━━━━━ Input records

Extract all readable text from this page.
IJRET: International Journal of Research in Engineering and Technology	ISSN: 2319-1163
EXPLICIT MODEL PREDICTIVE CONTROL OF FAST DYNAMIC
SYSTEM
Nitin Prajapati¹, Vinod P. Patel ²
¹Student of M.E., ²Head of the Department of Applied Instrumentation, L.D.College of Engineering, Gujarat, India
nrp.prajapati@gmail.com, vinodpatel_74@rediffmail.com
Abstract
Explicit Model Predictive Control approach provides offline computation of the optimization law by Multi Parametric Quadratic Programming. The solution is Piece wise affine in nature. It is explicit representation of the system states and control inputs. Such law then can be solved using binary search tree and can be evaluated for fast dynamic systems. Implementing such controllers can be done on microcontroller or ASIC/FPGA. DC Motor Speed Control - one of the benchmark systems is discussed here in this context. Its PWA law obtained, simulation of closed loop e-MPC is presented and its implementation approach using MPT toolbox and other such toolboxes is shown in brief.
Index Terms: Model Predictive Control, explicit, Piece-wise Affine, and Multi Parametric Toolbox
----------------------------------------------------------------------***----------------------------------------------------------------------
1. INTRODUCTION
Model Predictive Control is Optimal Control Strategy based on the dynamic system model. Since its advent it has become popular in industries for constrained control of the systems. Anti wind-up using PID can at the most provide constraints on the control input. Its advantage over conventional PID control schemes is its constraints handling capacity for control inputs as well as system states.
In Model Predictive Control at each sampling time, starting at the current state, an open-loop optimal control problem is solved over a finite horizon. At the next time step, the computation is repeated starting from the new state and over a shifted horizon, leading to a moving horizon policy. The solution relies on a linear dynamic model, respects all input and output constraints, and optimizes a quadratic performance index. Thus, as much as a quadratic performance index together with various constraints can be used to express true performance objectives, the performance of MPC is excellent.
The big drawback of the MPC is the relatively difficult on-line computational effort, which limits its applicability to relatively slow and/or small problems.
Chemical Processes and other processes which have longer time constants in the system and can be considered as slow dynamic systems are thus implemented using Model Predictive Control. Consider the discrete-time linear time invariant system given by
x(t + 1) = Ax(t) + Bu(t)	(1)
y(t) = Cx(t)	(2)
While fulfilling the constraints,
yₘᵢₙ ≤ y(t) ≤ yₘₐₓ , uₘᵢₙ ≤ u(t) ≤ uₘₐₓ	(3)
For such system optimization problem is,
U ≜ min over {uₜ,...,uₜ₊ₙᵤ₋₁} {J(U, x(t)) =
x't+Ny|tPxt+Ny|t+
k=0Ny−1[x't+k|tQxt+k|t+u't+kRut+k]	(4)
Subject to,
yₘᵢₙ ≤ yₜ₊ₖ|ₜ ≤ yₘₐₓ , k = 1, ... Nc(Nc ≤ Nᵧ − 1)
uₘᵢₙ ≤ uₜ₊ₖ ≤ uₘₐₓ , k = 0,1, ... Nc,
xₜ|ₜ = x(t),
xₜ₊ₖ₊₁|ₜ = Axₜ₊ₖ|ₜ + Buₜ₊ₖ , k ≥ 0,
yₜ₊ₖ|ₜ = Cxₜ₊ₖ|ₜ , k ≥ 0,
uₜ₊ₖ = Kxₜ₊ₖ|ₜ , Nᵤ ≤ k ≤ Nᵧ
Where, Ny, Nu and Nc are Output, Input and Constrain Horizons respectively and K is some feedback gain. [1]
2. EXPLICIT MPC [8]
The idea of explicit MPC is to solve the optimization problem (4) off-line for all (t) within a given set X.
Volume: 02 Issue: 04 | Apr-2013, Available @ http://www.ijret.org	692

━━━━━━━━━━

The request:
Go over the records above line by line and count those holding the word "Multi". Reply only with the number.

Worked solution:
2